**Task instructions:**
Reproduce all of the material exactly as shown.

[Data entries for graphics]
◆ ◆ ◆ ◆

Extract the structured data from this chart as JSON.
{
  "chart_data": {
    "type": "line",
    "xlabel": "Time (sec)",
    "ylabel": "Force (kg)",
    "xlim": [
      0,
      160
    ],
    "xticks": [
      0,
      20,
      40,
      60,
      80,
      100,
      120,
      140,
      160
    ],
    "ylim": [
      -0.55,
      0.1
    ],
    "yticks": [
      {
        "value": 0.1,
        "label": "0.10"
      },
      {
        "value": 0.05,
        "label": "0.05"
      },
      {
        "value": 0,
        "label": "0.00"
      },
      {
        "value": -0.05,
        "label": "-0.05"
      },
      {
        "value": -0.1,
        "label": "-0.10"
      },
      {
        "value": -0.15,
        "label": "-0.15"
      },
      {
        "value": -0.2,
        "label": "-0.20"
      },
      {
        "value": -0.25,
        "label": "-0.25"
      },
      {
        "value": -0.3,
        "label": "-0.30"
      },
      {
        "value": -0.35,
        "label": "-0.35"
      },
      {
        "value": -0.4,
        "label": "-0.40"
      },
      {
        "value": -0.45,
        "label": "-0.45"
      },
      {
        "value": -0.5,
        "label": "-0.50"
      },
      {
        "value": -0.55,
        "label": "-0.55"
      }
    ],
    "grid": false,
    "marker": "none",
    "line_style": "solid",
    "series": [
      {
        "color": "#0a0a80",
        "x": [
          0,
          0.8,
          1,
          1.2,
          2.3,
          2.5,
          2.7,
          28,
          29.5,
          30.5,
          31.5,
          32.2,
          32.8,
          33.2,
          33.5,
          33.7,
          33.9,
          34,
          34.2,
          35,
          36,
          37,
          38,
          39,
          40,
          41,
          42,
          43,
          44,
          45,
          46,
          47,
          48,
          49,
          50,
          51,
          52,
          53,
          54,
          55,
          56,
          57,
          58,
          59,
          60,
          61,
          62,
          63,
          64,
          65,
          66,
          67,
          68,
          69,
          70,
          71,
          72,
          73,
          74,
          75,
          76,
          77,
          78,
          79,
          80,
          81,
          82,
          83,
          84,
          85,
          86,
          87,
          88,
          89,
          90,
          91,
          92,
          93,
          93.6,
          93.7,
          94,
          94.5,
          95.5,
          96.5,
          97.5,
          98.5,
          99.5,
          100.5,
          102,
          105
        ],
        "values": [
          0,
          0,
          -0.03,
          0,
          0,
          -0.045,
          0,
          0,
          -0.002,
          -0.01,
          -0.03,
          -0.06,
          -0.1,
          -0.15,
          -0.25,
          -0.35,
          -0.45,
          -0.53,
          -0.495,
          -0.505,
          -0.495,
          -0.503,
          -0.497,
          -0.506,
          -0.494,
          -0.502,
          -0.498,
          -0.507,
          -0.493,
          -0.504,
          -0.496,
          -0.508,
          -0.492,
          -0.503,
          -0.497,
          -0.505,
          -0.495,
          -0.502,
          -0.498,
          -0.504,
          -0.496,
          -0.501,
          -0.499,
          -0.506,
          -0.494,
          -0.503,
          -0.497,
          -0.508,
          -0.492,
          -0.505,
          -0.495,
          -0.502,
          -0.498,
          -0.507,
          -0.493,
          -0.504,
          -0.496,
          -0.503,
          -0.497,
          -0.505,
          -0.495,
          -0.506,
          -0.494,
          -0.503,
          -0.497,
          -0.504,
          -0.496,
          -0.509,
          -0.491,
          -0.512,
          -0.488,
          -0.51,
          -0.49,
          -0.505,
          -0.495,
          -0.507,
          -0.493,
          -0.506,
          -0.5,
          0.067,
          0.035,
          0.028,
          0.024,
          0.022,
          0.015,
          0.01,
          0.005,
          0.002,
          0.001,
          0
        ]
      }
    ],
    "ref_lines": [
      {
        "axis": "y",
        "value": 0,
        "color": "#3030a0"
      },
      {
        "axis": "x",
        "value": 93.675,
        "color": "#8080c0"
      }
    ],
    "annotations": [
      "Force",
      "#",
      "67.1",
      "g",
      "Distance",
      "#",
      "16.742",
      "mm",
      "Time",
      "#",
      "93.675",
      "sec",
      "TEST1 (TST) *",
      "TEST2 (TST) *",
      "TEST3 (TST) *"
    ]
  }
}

◆ ◆ ◆ ◆

**Task response:**
Extract the structured data from this chart as JSON.
{
  "chart_data": {
    "type": "line",
    "xlabel": "Time (sec)",
    "ylabel": "Force (kg)",
    "xlim": [
      0,
      160
    ],
    "xticks": [
      0,
      20,
      40,
      60,
      80,
      100,
      120,
      140,
      160
    ],
    "ylim": [
      -0.55,
      0.1
    ],
    "yticks": [
      {
        "value": 0.1,
        "label": "0.10"
      },
      {
        "value": 0.05,
        "label": "0.05"
      },
      {
        "value": 0,
        "label": "0.00"
      },
      {
        "value": -0.05,
        "label": "-0.05"
      },
      {
        "value": -0.1,
        "label": "-0.10"
      },
      {
        "value": -0.15,
        "label": "-0.15"
      },
      {
        "value": -0.2,
        "label": "-0.20"
      },
      {
        "value": -0.25,
        "label": "-0.25"
      },
      {
        "value": -0.3,
        "label": "-0.30"
      },
      {
        "value": -0.35,
        "label": "-0.35"
      },
      {
        "value": -0.4,
        "label": "-0.40"
      },
      {
        "value": -0.45,
        "label": "-0.45"
      },
      {
        "value": -0.5,
        "label": "-0.50"
      },
      {
        "value": -0.55,
        "label": "-0.55"
      }
    ],
    "grid": false,
    "marker": "none",
    "line_style": "solid",
    "series": [
      {
        "color": "#0a0a80",
        "x": [
          0,
          0.8,
          1,
          1.2,
          2.3,
          2.5,
          2.7,
          28,
          29.5,
          30.5,
          31.5,
          32.2,
          32.8,
          33.2,
          33.5,
          33.7,
          33.9,
          34,
          34.2,
          35,
          36,
          37,
          38,
          39,
          40,
          41,
          42,
          43,
          44,
          45,
          46,
          47,
          48,
          49,
          50,
          51,
          52,
          53,
          54,
          55,
          56,
          57,
          58,
          59,
          60,
          61,
          62,
          63,
          64,
          65,
          66,
          67,
          68,
          69,
          70,
          71,
          72,
          73,
          74,
          75,
          76,
          77,
          78,
          79,
          80,
          81,
          82,
          83,
          84,
          85,
          86,
          87,
          88,
          89,
          90,
          91,
          92,
          93,
          93.6,
          93.7,
          94,
          94.5,
          95.5,
          96.5,
          97.5,
          98.5,
          99.5,
          100.5,
          102,
          105
        ],
        "values": [
          0,
          0,
          -0.03,
          0,
          0,
          -0.045,
          0,
          0,
          -0.002,
          -0.01,
          -0.03,
          -0.06,
          -0.1,
          -0.15,
          -0.25,
          -0.35,
          -0.45,
          -0.53,
          -0.495,
          -0.505,
          -0.495,
          -0.503,
          -0.497,
          -0.506,
          -0.494,
          -0.502,
          -0.498,
          -0.507,
          -0.493,
          -0.504,
          -0.496,
          -0.508,
          -0.492,
          -0.503,
          -0.497,
          -0.505,
          -0.495,
          -0.502,
          -0.498,
          -0.504,
          -0.496,
          -0.501,
          -0.499,
          -0.506,
          -0.494,
          -0.503,
          -0.497,
          -0.508,
          -0.492,
          -0.505,
          -0.495,
          -0.502,
          -0.498,
          -0.507,
          -0.493,
          -0.504,
          -0.496,
          -0.503,
          -0.497,
          -0.505,
          -0.495,
          -0.506,
          -0.494,
          -0.503,
          -0.497,
          -0.504,
          -0.496,
          -0.509,
          -0.491,
          -0.512,
          -0.488,
          -0.51,
          -0.49,
          -0.505,
          -0.495,
          -0.507,
          -0.493,
          -0.506,
          -0.5,
          0.067,
          0.035,
          0.028,
          0.024,
          0.022,
          0.015,
          0.01,
          0.005,
          0.002,
          0.001,
          0
        ]
      }
    ],
    "ref_lines": [
      {
        "axis": "y",
        "value": 0,
        "color": "#3030a0"
      },
      {
        "axis": "x",
        "value": 93.675,
        "color": "#8080c0"
      }
    ],
    "annotations": [
      "Force",
      "#",
      "67.1",
      "g",
      "Distance",
      "#",
      "16.742",
      "mm",
      "Time",
      "#",
      "93.675",
      "sec",
      "TEST1 (TST) *",
      "TEST2 (TST) *",
      "TEST3 (TST) *"
    ]
  }
}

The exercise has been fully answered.